--- START Extracted information ---
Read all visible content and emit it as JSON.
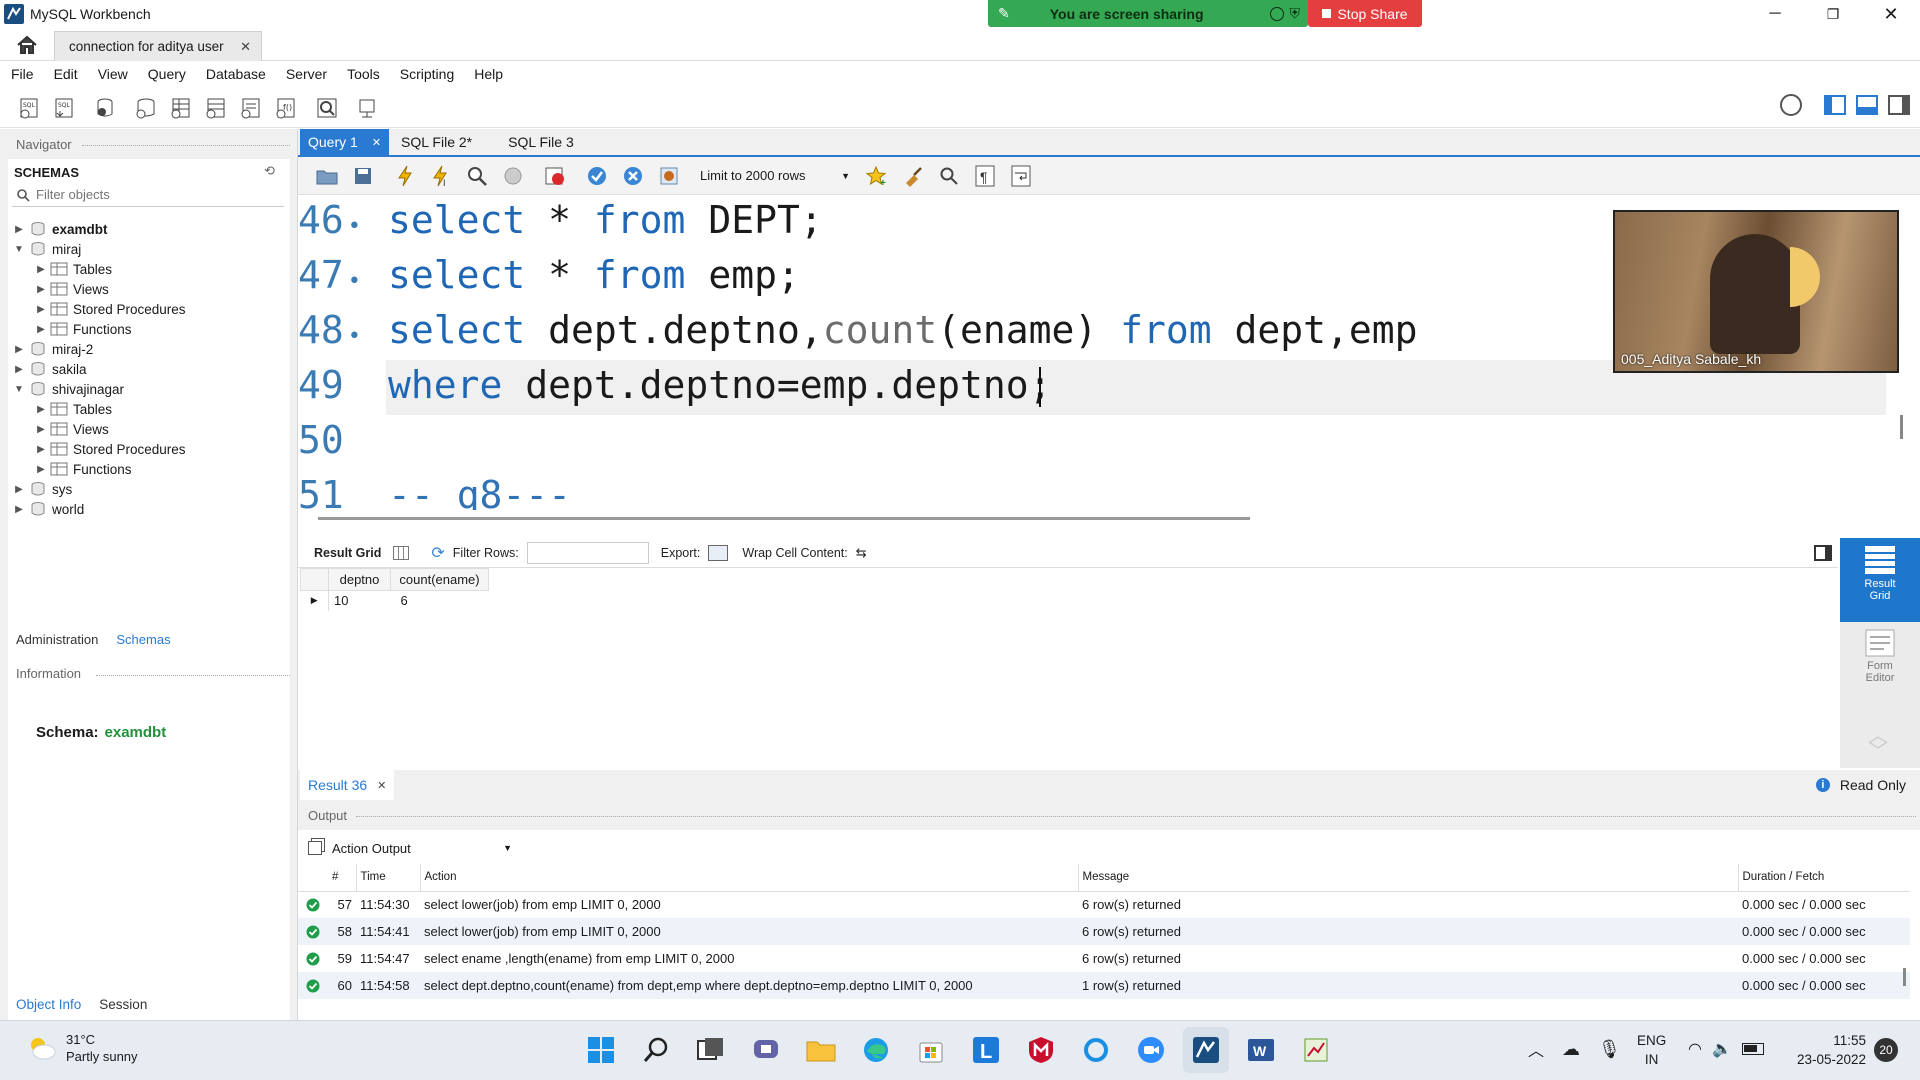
{
  "window": {
    "title": "MySQL Workbench"
  },
  "screen_share": {
    "banner_text": "You are screen sharing",
    "stop_label": "Stop Share"
  },
  "connection_tab": {
    "label": "connection for aditya user"
  },
  "menu": [
    "File",
    "Edit",
    "View",
    "Query",
    "Database",
    "Server",
    "Tools",
    "Scripting",
    "Help"
  ],
  "navigator": {
    "header": "Navigator",
    "schemas_title": "SCHEMAS",
    "filter_placeholder": "Filter objects",
    "tree": [
      {
        "label": "examdbt",
        "bold": true,
        "expanded": false
      },
      {
        "label": "miraj",
        "expanded": true,
        "children": [
          "Tables",
          "Views",
          "Stored Procedures",
          "Functions"
        ]
      },
      {
        "label": "miraj-2",
        "expanded": false
      },
      {
        "label": "sakila",
        "expanded": false
      },
      {
        "label": "shivajinagar",
        "expanded": true,
        "children": [
          "Tables",
          "Views",
          "Stored Procedures",
          "Functions"
        ]
      },
      {
        "label": "sys",
        "expanded": false
      },
      {
        "label": "world",
        "expanded": false
      }
    ],
    "bottom_tabs": [
      "Administration",
      "Schemas"
    ],
    "info_header": "Information",
    "schema_label": "Schema:",
    "schema_value": "examdbt",
    "footer_tabs": [
      "Object Info",
      "Session"
    ]
  },
  "editor": {
    "tabs": [
      "Query 1",
      "SQL File 2*",
      "SQL File 3"
    ],
    "limit_label": "Limit to 2000 rows",
    "lines": [
      {
        "num": "46",
        "marker": "•",
        "parts": [
          [
            "kw",
            "select"
          ],
          [
            "tx",
            " * "
          ],
          [
            "kw",
            "from"
          ],
          [
            "tx",
            " DEPT;"
          ]
        ]
      },
      {
        "num": "47",
        "marker": "•",
        "parts": [
          [
            "kw",
            "select"
          ],
          [
            "tx",
            " * "
          ],
          [
            "kw",
            "from"
          ],
          [
            "tx",
            " emp;"
          ]
        ]
      },
      {
        "num": "48",
        "marker": "•",
        "parts": [
          [
            "kw",
            "select"
          ],
          [
            "tx",
            " dept.deptno,"
          ],
          [
            "fn",
            "count"
          ],
          [
            "tx",
            "(ename) "
          ],
          [
            "kw",
            "from"
          ],
          [
            "tx",
            " dept,emp"
          ]
        ]
      },
      {
        "num": "49",
        "marker": "",
        "parts": [
          [
            "kw",
            "where"
          ],
          [
            "tx",
            " dept.deptno=emp.deptno;"
          ]
        ]
      },
      {
        "num": "50",
        "marker": "",
        "parts": []
      },
      {
        "num": "51",
        "marker": "",
        "parts": [
          [
            "cm",
            "-- q8---"
          ]
        ]
      }
    ]
  },
  "video": {
    "participant": "005_Aditya Sabale_kh"
  },
  "result": {
    "grid_label": "Result Grid",
    "filter_label": "Filter Rows:",
    "export_label": "Export:",
    "wrap_label": "Wrap Cell Content:",
    "columns": [
      "deptno",
      "count(ename)"
    ],
    "rows": [
      [
        "10",
        "6"
      ]
    ],
    "side_buttons": [
      "Result Grid",
      "Form Editor"
    ],
    "tab_label": "Result 36",
    "readonly_label": "Read Only"
  },
  "output": {
    "header": "Output",
    "dropdown": "Action Output",
    "columns": [
      "#",
      "Time",
      "Action",
      "Message",
      "Duration / Fetch"
    ],
    "rows": [
      {
        "n": "57",
        "time": "11:54:30",
        "action": "select lower(job) from emp LIMIT 0, 2000",
        "message": "6 row(s) returned",
        "duration": "0.000 sec / 0.000 sec"
      },
      {
        "n": "58",
        "time": "11:54:41",
        "action": "select lower(job) from emp LIMIT 0, 2000",
        "message": "6 row(s) returned",
        "duration": "0.000 sec / 0.000 sec"
      },
      {
        "n": "59",
        "time": "11:54:47",
        "action": "select ename ,length(ename) from emp LIMIT 0, 2000",
        "message": "6 row(s) returned",
        "duration": "0.000 sec / 0.000 sec"
      },
      {
        "n": "60",
        "time": "11:54:58",
        "action": "select dept.deptno,count(ename) from dept,emp  where dept.deptno=emp.deptno LIMIT 0, 2000",
        "message": "1 row(s) returned",
        "duration": "0.000 sec / 0.000 sec"
      }
    ]
  },
  "taskbar": {
    "weather_temp": "31°C",
    "weather_desc": "Partly sunny",
    "lang_1": "ENG",
    "lang_2": "IN",
    "time": "11:55",
    "date": "23-05-2022",
    "notif_count": "20"
  },
  "colors": {
    "accent": "#2a7ad1",
    "keyword": "#1f66b5",
    "success": "#1e9e4a",
    "stop": "#e03b3b",
    "banner": "#2ea043"
  }
}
--- END Extracted information ---
Given exercise | Repeat each record exactly as shown above, dropping all images.

Output of the task |
Read all visible content and emit it as JSON.
{
  "window": {
    "title": "MySQL Workbench"
  },
  "screen_share": {
    "banner_text": "You are screen sharing",
    "stop_label": "Stop Share"
  },
  "connection_tab": {
    "label": "connection for aditya user"
  },
  "menu": [
    "File",
    "Edit",
    "View",
    "Query",
    "Database",
    "Server",
    "Tools",
    "Scripting",
    "Help"
  ],
  "navigator": {
    "header": "Navigator",
    "schemas_title": "SCHEMAS",
    "filter_placeholder": "Filter objects",
    "tree": [
      {
        "label": "examdbt",
        "bold": true,
        "expanded": false
      },
      {
        "label": "miraj",
        "expanded": true,
        "children": [
          "Tables",
          "Views",
          "Stored Procedures",
          "Functions"
        ]
      },
      {
        "label": "miraj-2",
        "expanded": false
      },
      {
        "label": "sakila",
        "expanded": false
      },
      {
        "label": "shivajinagar",
        "expanded": true,
        "children": [
          "Tables",
          "Views",
          "Stored Procedures",
          "Functions"
        ]
      },
      {
        "label": "sys",
        "expanded": false
      },
      {
        "label": "world",
        "expanded": false
      }
    ],
    "bottom_tabs": [
      "Administration",
      "Schemas"
    ],
    "info_header": "Information",
    "schema_label": "Schema:",
    "schema_value": "examdbt",
    "footer_tabs": [
      "Object Info",
      "Session"
    ]
  },
  "editor": {
    "tabs": [
      "Query 1",
      "SQL File 2*",
      "SQL File 3"
    ],
    "limit_label": "Limit to 2000 rows",
    "lines": [
      {
        "num": "46",
        "marker": "•",
        "parts": [
          [
            "kw",
            "select"
          ],
          [
            "tx",
            " * "
          ],
          [
            "kw",
            "from"
          ],
          [
            "tx",
            " DEPT;"
          ]
        ]
      },
      {
        "num": "47",
        "marker": "•",
        "parts": [
          [
            "kw",
            "select"
          ],
          [
            "tx",
            " * "
          ],
          [
            "kw",
            "from"
          ],
          [
            "tx",
            " emp;"
          ]
        ]
      },
      {
        "num": "48",
        "marker": "•",
        "parts": [
          [
            "kw",
            "select"
          ],
          [
            "tx",
            " dept.deptno,"
          ],
          [
            "fn",
            "count"
          ],
          [
            "tx",
            "(ename) "
          ],
          [
            "kw",
            "from"
          ],
          [
            "tx",
            " dept,emp"
          ]
        ]
      },
      {
        "num": "49",
        "marker": "",
        "parts": [
          [
            "kw",
            "where"
          ],
          [
            "tx",
            " dept.deptno=emp.deptno;"
          ]
        ]
      },
      {
        "num": "50",
        "marker": "",
        "parts": []
      },
      {
        "num": "51",
        "marker": "",
        "parts": [
          [
            "cm",
            "-- q8---"
          ]
        ]
      }
    ]
  },
  "video": {
    "participant": "005_Aditya Sabale_kh"
  },
  "result": {
    "grid_label": "Result Grid",
    "filter_label": "Filter Rows:",
    "export_label": "Export:",
    "wrap_label": "Wrap Cell Content:",
    "columns": [
      "deptno",
      "count(ename)"
    ],
    "rows": [
      [
        "10",
        "6"
      ]
    ],
    "side_buttons": [
      "Result Grid",
      "Form Editor"
    ],
    "tab_label": "Result 36",
    "readonly_label": "Read Only"
  },
  "output": {
    "header": "Output",
    "dropdown": "Action Output",
    "columns": [
      "#",
      "Time",
      "Action",
      "Message",
      "Duration / Fetch"
    ],
    "rows": [
      {
        "n": "57",
        "time": "11:54:30",
        "action": "select lower(job) from emp LIMIT 0, 2000",
        "message": "6 row(s) returned",
        "duration": "0.000 sec / 0.000 sec"
      },
      {
        "n": "58",
        "time": "11:54:41",
        "action": "select lower(job) from emp LIMIT 0, 2000",
        "message": "6 row(s) returned",
        "duration": "0.000 sec / 0.000 sec"
      },
      {
        "n": "59",
        "time": "11:54:47",
        "action": "select ename ,length(ename) from emp LIMIT 0, 2000",
        "message": "6 row(s) returned",
        "duration": "0.000 sec / 0.000 sec"
      },
      {
        "n": "60",
        "time": "11:54:58",
        "action": "select dept.deptno,count(ename) from dept,emp  where dept.deptno=emp.deptno LIMIT 0, 2000",
        "message": "1 row(s) returned",
        "duration": "0.000 sec / 0.000 sec"
      }
    ]
  },
  "taskbar": {
    "weather_temp": "31°C",
    "weather_desc": "Partly sunny",
    "lang_1": "ENG",
    "lang_2": "IN",
    "time": "11:55",
    "date": "23-05-2022",
    "notif_count": "20"
  },
  "colors": {
    "accent": "#2a7ad1",
    "keyword": "#1f66b5",
    "success": "#1e9e4a",
    "stop": "#e03b3b",
    "banner": "#2ea043"
  }
}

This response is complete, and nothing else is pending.